** start of EXCERPTED PASSAGE **

This problem is NEARLY ALWAYS associated with low voltage at the unit, preventing the unit from operating correctly. The unit is actually turning off, and back on as the coil charges and releases energy. The best possible remedy for this problem is to wire the Ignitor™ unitS RED WIRE directly to a switched 12-volt source away from any voltage reduced circuit, such as a resister wire or ballast resistor. These circuits usually are in the wire from the ignition switch to the coil. The Ignitor™ lead (red wire) can go directly to the ignition switch or any other "switched" source on the fuse panel. The coil will still need a minimum of 1.5 ohms of resistance, either internally such as the Flame-Thrower™ or in the form of a resistor wire or ballast resistor. We think you will find when you have these "breaking up" problems, low voltage is the culprit! We also highly recommend seeking a qualified auto-electrician to make this adjustment for you.
Hm. Guess I have forgotten what type of ignition is installed? Pertronix ignitor and stock coil?
Okay. Plowed through this again and see you have the ignitor. They will work OK down to around 8 or 9 volts, the instructions at least don't mention bypassing the resistor wire. I always do, however.
Depending on what coil you have installed this may be an issue, however. The coil primary has a certain amount of resistance built in to it. Some coils are designed for a bit higher output than a stock coil (whether this is really necessary is a topic for another day) and have no trouble with a full 12+ volts continuous.
I run a FlameThrower coil direct (bypassed "pink wire") and have had no trouble. Check for arcing at the distributor cap with your new arrangement. The OEM ignition components will handle higher voltages though everything has to be in good shape. Always use dielectric grease in the boots, plug, distributor, and coil.
If this doesn't fix your problem it may be fuel related. Make sure fuel output is at least 1 pint in 30 seconds, check float level carefully at carb. Blow out fuel lines as a precautionary.
So, went to collect truck from he garage, ran it around the block and still rough at high speed. Not the coil then. They re-tuned the truck and we had another drive, still stumbling.
Have asked them to complete a dry and wet compression test. Might need to have the motor re-built (or at least parts of it). It also appears that on crank over the breather on top of the right rocker cover is chuffing fumes also. The PCV valve is going mad on the left rocker cover. My money is on valve or piston ring issues.
Absolutely a beautiful truck. My '61 shows signs that it was orange from the factory. From time to time I've played with the idea of painting it back orange. Now, after seeing yours, I'm thinking again.
Any idea what color orange that is on your truck?
The colour is Ford Rangoon Red 'Y' colour code. The truck looks a little more red in real life.
The truck had a frame off resto job done in the state around 8 years ago. Landed in the UK around a year ago, i'm the second owner in the UK. I have pictures of the restoration, which was completed in a guy's barn.
I see your problem. Your truck is parked in a Land Rover only parking spot and the Land Rover has hexed it! Rangoon Red is a "J" colour/color code. "Y" is silver blue poly (I have the '66 Ford color chip chart). Hope you can get your issues sorted without breaking the bank.
I gotta get a new laptop. That truck looks almost U Haul or C**vy Orange on my screen.
Still got me thinking about going back orange, even if the truck is red.
Now you've got to give us some pictures of the interior, under the hood, undercarriage, etc. and more details of what components were used in the re-do of your VERY nice hot rod Slick!

** end of EXCERPTED PASSAGE **

● AIM OF THE TASK
In the ignition troubleshooting thread, what is the minimum resistance the coil still needs once the Ignitor red wire goes to a switched 12-volt source?

** start of DATASET CONTENT **

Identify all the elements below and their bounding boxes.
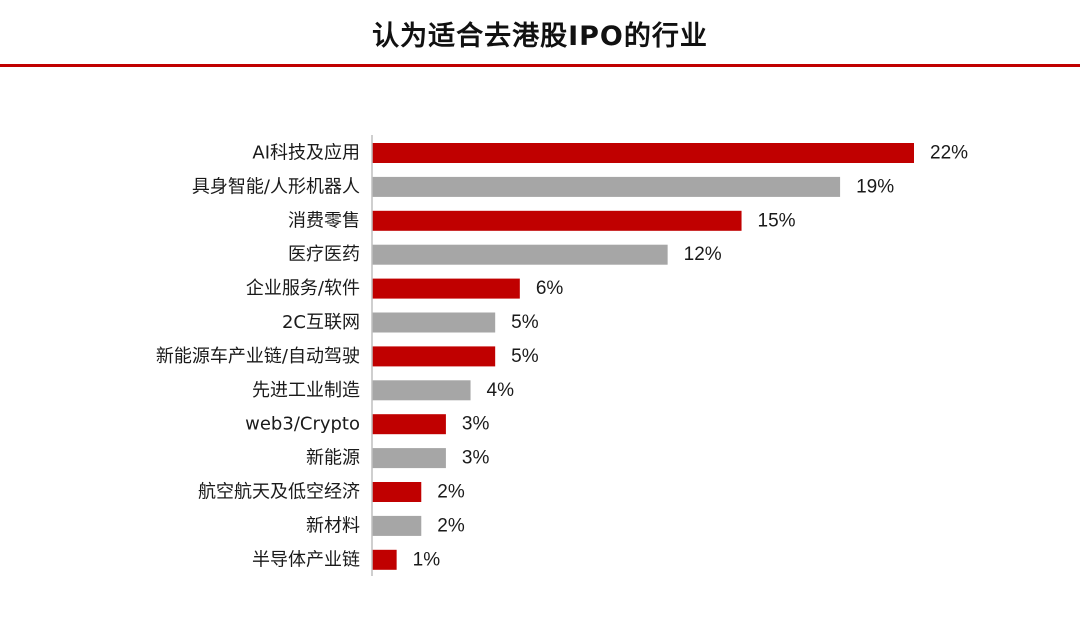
value-label: 5% bbox=[511, 312, 539, 333]
value-label: 19% bbox=[856, 176, 894, 197]
category-label: 具身智能/人形机器人 bbox=[192, 176, 360, 197]
category-label: 新能源车产业链/自动驾驶 bbox=[156, 346, 360, 367]
bar bbox=[372, 244, 668, 265]
chart-title: 认为适合去港股IPO的行业 bbox=[372, 21, 708, 52]
bar bbox=[372, 143, 914, 163]
category-label: 医疗医药 bbox=[288, 244, 360, 265]
bar bbox=[372, 482, 422, 502]
category-label: web3/Crypto bbox=[245, 414, 360, 435]
category-label: 新能源 bbox=[306, 448, 360, 469]
value-label: 4% bbox=[487, 380, 515, 401]
value-label: 12% bbox=[684, 244, 722, 265]
value-label: 3% bbox=[462, 414, 490, 435]
bar bbox=[372, 448, 446, 469]
value-label: 2% bbox=[437, 515, 465, 536]
category-label: 企业服务/软件 bbox=[246, 278, 360, 299]
value-label: 1% bbox=[413, 549, 441, 570]
bar bbox=[372, 312, 496, 333]
category-label: 新材料 bbox=[306, 515, 360, 536]
category-label: 航空航天及低空经济 bbox=[198, 482, 360, 503]
value-label: 22% bbox=[930, 143, 968, 164]
value-label: 2% bbox=[437, 482, 465, 503]
category-label: AI科技及应用 bbox=[252, 143, 360, 164]
category-label: 2C互联网 bbox=[282, 312, 360, 333]
bar bbox=[372, 380, 471, 401]
bar bbox=[372, 515, 422, 536]
value-label: 15% bbox=[758, 210, 796, 231]
value-label: 5% bbox=[511, 346, 539, 367]
category-label: 消费零售 bbox=[288, 210, 360, 231]
bar bbox=[372, 176, 841, 197]
bar bbox=[372, 278, 520, 299]
category-label: 先进工业制造 bbox=[252, 380, 360, 401]
title-divider bbox=[0, 64, 1080, 67]
bar bbox=[372, 549, 397, 570]
bar bbox=[372, 210, 742, 231]
value-labels-group: 22% 19% 15% 12% 6% 5% 5% 4% 3% 3% 2% 2% 1% bbox=[413, 143, 968, 571]
value-label: 3% bbox=[462, 448, 490, 469]
category-label: 半导体产业链 bbox=[252, 549, 360, 570]
bars-group bbox=[372, 143, 914, 570]
bar bbox=[372, 346, 496, 367]
bar bbox=[372, 414, 446, 435]
value-label: 6% bbox=[536, 278, 564, 299]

** end of DATASET CONTENT **

● EXERCISE SOLUTION
A minimum of 1.5 ohms.